▸ **Required work**
List each line of the data in which the string "SRMTID" appears.

▸ **Information provided**
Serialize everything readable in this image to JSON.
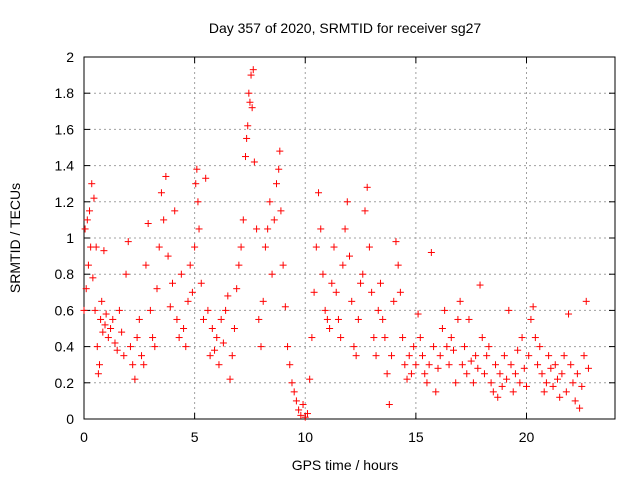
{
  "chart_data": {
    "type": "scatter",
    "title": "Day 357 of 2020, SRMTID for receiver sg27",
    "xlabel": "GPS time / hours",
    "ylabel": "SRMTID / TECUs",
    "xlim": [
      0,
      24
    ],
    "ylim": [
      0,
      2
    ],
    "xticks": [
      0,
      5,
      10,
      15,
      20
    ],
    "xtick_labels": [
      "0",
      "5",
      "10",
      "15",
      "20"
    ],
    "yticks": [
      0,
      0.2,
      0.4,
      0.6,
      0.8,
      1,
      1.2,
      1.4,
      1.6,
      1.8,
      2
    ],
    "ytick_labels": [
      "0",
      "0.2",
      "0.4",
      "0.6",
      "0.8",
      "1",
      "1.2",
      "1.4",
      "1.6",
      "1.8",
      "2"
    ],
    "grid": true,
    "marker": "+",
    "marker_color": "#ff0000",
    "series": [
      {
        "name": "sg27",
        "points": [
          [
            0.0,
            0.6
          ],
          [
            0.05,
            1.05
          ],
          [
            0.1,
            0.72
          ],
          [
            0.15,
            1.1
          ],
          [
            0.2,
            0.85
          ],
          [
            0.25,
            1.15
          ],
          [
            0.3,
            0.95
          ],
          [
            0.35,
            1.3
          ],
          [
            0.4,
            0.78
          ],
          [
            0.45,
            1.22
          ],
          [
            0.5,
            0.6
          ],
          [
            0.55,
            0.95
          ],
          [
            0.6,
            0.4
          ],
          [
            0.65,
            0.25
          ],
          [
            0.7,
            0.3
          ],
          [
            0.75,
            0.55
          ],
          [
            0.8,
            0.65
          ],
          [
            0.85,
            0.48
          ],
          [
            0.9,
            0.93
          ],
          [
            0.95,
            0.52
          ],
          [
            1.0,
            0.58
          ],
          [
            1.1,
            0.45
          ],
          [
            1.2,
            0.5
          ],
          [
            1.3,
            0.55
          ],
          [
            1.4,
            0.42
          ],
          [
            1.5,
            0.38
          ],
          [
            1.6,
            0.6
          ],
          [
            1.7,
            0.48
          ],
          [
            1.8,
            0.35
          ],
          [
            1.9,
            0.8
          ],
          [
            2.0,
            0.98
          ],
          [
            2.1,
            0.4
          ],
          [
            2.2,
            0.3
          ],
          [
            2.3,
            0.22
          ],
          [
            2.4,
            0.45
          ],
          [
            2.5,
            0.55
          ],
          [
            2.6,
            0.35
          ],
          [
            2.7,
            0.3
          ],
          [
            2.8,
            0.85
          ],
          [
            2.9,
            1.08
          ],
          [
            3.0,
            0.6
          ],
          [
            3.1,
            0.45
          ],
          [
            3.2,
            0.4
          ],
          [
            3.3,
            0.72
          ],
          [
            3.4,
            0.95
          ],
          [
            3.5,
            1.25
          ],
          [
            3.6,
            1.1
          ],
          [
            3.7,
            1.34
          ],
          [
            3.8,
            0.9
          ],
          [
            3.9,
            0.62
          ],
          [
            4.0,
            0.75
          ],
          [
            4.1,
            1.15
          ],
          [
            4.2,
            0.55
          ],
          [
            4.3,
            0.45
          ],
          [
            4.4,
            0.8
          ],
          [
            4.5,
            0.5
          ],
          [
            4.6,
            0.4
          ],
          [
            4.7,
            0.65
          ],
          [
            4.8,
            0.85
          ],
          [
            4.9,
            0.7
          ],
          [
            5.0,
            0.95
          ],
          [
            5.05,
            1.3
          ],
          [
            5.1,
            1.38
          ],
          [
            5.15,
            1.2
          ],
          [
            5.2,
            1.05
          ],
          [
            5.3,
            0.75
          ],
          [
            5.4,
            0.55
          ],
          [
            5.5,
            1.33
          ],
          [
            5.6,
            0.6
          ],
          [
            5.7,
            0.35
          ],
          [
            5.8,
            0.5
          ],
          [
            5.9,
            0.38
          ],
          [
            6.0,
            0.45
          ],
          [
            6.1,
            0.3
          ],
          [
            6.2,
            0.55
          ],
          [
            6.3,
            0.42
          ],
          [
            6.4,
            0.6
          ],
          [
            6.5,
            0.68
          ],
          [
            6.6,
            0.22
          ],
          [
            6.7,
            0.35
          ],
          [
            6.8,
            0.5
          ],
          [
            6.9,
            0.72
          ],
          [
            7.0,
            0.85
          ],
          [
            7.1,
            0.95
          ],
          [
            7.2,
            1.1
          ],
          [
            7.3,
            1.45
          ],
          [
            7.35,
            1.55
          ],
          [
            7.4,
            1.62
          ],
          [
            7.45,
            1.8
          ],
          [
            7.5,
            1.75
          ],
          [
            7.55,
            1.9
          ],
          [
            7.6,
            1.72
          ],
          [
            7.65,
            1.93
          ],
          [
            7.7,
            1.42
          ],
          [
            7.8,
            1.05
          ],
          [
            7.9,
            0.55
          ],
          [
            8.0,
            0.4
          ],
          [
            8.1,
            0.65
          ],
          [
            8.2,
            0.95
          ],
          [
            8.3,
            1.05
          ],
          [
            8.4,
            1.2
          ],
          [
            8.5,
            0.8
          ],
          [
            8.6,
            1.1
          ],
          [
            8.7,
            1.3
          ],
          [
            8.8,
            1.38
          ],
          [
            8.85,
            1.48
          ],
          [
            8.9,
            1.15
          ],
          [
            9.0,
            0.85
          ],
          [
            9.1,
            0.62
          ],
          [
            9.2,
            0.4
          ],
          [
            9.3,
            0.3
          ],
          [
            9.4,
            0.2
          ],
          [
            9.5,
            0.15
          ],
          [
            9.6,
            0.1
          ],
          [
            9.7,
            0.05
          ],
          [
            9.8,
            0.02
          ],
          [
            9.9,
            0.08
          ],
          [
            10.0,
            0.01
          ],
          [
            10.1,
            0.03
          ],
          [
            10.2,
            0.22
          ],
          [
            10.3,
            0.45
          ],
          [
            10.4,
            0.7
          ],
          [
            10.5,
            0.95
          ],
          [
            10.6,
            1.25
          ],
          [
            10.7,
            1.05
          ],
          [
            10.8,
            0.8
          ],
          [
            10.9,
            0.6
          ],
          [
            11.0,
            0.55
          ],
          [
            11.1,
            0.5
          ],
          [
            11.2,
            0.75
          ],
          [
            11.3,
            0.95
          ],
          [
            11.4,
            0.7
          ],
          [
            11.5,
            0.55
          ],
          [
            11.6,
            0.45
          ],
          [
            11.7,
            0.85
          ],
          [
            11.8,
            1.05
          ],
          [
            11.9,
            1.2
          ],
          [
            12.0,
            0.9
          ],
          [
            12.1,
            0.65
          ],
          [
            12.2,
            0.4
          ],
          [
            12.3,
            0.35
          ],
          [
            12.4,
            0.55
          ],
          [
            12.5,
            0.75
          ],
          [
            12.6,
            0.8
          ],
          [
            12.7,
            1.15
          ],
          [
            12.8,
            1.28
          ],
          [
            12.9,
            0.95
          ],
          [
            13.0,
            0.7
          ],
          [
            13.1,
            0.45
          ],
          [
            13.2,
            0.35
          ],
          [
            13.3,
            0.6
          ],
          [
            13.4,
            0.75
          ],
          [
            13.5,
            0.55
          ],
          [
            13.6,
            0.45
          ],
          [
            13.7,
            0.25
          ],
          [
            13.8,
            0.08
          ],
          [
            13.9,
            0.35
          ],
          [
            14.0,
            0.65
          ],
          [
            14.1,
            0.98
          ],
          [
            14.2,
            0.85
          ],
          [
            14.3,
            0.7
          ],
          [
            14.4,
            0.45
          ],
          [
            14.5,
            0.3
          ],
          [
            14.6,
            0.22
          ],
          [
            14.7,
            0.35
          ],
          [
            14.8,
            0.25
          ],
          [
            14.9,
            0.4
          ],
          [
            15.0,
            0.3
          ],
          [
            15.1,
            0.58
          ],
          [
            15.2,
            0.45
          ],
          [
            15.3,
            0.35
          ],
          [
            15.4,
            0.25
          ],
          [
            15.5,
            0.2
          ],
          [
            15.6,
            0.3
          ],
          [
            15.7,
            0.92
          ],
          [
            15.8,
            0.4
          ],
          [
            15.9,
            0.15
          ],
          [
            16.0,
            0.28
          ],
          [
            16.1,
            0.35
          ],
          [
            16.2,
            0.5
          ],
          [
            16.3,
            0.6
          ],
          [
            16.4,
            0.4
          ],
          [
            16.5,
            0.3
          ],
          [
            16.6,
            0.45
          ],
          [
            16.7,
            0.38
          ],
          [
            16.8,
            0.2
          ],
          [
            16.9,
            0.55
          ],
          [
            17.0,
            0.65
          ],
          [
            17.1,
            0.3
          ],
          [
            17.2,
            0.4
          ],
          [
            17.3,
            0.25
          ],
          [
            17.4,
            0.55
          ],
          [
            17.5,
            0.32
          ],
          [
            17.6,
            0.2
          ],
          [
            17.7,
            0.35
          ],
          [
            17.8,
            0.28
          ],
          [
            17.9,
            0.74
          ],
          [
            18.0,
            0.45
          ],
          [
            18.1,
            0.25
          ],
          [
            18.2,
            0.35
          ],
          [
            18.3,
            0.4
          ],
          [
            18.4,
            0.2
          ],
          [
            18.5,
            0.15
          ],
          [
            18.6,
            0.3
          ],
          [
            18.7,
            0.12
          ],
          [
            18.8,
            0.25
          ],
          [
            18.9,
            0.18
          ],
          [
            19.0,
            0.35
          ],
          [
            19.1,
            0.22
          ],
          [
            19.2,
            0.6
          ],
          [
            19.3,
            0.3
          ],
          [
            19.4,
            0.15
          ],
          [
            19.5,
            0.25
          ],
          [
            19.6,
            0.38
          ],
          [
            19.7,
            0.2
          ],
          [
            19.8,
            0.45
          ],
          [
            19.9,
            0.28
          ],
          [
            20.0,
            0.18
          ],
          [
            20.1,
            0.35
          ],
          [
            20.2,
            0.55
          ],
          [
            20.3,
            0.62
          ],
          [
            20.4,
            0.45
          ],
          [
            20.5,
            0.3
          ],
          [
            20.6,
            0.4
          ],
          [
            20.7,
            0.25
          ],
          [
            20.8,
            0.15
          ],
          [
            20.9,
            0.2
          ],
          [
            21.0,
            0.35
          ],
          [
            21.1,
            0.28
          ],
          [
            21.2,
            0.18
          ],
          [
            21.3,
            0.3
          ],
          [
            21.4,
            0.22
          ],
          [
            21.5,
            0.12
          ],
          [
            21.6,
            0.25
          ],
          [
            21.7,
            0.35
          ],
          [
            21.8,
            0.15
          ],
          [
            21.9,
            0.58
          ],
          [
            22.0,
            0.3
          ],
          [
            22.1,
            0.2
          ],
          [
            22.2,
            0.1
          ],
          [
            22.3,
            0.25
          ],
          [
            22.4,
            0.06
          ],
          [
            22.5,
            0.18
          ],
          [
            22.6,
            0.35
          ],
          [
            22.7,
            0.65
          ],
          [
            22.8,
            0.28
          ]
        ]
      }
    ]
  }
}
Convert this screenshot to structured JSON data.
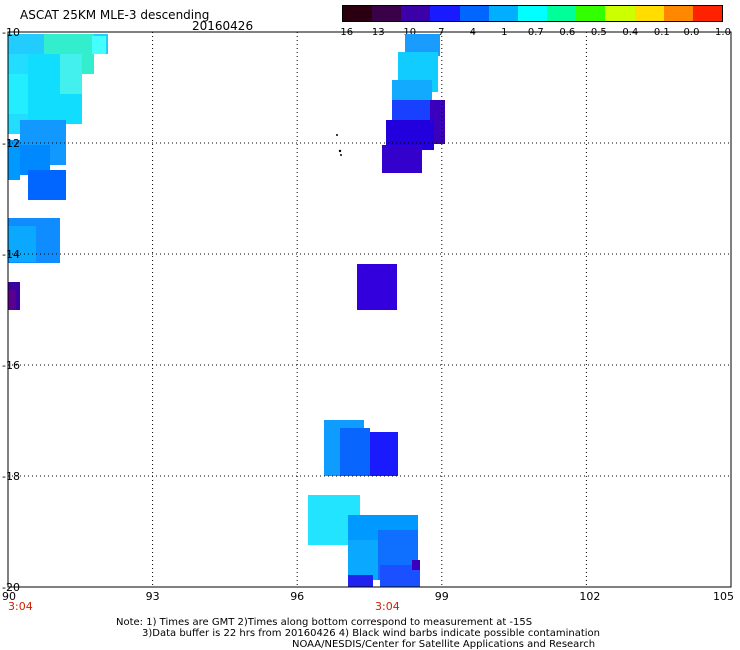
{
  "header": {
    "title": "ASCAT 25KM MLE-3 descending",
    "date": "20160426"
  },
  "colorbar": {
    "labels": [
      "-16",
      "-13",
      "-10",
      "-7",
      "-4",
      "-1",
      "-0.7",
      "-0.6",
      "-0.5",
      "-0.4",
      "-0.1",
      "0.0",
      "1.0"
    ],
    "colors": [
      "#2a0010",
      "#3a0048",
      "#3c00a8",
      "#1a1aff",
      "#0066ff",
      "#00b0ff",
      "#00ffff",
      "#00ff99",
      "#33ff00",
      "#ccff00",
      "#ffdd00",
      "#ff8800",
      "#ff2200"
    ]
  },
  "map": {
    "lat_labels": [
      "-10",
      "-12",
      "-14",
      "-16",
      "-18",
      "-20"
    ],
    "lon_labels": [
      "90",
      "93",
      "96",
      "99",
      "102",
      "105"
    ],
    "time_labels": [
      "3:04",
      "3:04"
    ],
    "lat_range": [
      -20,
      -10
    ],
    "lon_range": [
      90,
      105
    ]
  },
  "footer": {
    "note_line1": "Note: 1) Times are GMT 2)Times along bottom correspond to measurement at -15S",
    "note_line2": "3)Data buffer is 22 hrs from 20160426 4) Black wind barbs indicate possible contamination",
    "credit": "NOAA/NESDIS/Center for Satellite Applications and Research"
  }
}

▸ **Correct result**
    "title": "Day 357 of 2020, SRMTID for receiver sg27",
    "ylabel": "SRMTID / TECUs",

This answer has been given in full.